Companies covered in this report:
CBA's 1H result "delivers in spades"
Commonwealth Bank of Australia (CBA) on Wednesday announced a 6 per cent increase in cash profit to $3.76 billion for the half year ended 31 December 2012, exceeding Morningstar's expectations.
The bank is also on track to meet Morningstar's full-year profit forecast of $7.55 billion.
CBA declared a fully franked dividend of $1.64 a share, up 20 per cent on the same half in the previous year. The dividend payout ratio was 70 per cent, up from 61 per cent in the previous corresponding period. Return on equity was 18.1 per cent.
The bank's half-year numbers represented a "cracker result that delivers in spades with higher dividends," according to Morningstar head of financial services Asia Pacific David Ellis.
"Australia's largest bank continues to prosper due to better margins, higher trading income, a recovery in wealth management and productivity improvements," Ellis said.
Bad debts increased 13 per cent to $616 million for the half, due to higher expenses in Bankwest and business banking.
Net interest margins increased 4 basis points to 2.10 per cent compared to the second half of 2012, due to loan repricing and hedging.
"CBA benefits from attractive fundamentals - a healthy balance sheet, high return on equity, improving funding dynamics, technological advantages, a high market share and a positive growth outlook. Surplus capital continues to build," Ellis said.

Set problem A: Please return the passage from the CBA half-year result report starting with "Commonwealth Bank of" and going on through "Pacific David Ellis.".
Set problem B: According to the CBA half-year result report, why did net interest margins rise, and by how much?
Set problem C: Extend the CBA half-year result report beyond its final sentence.

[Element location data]
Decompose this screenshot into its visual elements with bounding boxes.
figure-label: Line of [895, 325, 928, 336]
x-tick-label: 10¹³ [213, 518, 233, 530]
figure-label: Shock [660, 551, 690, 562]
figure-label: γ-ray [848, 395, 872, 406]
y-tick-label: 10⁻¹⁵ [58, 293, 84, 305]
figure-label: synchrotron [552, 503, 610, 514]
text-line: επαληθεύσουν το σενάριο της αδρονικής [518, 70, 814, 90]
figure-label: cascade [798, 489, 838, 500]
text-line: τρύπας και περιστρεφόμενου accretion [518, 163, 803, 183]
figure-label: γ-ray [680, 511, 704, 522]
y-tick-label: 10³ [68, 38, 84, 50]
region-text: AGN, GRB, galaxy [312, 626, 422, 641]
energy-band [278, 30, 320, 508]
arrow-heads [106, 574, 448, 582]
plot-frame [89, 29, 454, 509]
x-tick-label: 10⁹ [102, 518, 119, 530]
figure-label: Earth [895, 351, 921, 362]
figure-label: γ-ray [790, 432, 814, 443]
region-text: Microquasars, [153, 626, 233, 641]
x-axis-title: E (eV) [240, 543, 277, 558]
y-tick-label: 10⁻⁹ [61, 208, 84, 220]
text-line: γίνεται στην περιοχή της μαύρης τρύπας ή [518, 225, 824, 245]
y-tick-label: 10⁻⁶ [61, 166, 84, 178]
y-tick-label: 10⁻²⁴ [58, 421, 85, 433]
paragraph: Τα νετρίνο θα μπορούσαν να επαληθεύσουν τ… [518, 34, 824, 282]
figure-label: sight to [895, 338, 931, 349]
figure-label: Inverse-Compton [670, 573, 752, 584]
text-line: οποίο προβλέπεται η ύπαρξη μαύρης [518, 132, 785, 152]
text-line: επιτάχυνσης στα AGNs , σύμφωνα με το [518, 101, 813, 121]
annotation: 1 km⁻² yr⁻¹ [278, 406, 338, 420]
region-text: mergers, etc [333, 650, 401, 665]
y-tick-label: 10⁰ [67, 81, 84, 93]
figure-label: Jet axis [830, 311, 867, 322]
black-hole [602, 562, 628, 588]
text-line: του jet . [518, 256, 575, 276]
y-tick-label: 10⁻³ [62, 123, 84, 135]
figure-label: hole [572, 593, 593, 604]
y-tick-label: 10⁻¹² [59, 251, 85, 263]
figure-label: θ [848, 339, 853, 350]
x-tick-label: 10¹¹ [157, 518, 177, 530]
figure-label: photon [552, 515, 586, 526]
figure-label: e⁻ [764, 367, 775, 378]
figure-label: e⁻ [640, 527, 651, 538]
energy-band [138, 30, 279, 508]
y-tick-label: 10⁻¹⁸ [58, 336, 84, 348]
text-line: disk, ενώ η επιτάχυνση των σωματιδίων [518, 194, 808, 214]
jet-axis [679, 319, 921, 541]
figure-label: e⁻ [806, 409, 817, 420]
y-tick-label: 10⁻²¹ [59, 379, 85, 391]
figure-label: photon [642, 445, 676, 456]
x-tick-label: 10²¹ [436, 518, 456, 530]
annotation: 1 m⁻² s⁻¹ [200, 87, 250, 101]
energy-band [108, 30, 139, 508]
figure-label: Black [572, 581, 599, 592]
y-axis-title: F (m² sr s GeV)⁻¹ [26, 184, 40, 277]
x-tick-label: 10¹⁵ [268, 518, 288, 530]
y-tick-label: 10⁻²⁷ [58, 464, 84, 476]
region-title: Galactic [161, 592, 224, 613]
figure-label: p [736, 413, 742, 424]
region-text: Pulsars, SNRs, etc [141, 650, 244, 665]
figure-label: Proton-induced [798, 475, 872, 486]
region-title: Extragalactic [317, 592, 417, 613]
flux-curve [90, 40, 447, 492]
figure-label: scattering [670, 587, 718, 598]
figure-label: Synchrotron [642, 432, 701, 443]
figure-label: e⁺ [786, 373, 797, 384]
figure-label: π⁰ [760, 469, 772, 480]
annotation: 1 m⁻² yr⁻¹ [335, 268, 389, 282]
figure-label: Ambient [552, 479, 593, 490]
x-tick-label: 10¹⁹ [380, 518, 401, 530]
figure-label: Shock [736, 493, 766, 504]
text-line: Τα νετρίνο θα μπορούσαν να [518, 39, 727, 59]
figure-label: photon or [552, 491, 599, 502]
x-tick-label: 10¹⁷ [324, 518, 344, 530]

Output A:
Commonwealth Bank of Australia (CBA) on Wednesday announced a 6 per cent increase in cash profit to $3.76 billion for the half year ended 31 December 2012, exceeding Morningstar's expectations.
The bank is also on track to meet Morningstar's full-year profit forecast of $7.55 billion.
CBA declared a fully franked dividend of $1.64 a share, up 20 per cent on the same half in the previous year. The dividend payout ratio was 70 per cent, up from 61 per cent in the previous corresponding period. Return on equity was 18.1 per cent.
The bank's half-year numbers represented a "cracker result that delivers in spades with higher dividends," according to Morningstar head of financial services Asia Pacific David Ellis.

Output B: Net interest margins rose because of loan repricing and hedging. They increased 4 basis points to 2.10 per cent compared to the second half of 2012.

Output C:
The bank's dividend reinvestment plan (DRP) will continue to operate, but with no discount. "Importantly, shares issued under the DRP will be purchased on market to neutralise the dilution impact," Ellis said.
Momentum also continued across all the bank's businesses, delivering a 6 per cent increase in profit on the back of a 5 per cent lift in revenue.
"Earnings momentum is gaining traction due to the diverse income stream, improved productivity, technology advantages and dominant market positions in retail banking," Ellis said.
"Pleasingly, there are no material adverse surprises in the interim result, with the outlook consistent with our long-term positive view on Australia's four major banks," he said.
CBA chief executive Ian Narev said the strong result continued to demonstrate the benefit of the group's consistent long-term strategy, which included a focus on productivity, customers and technology, and a disciplined management of volumes and margin.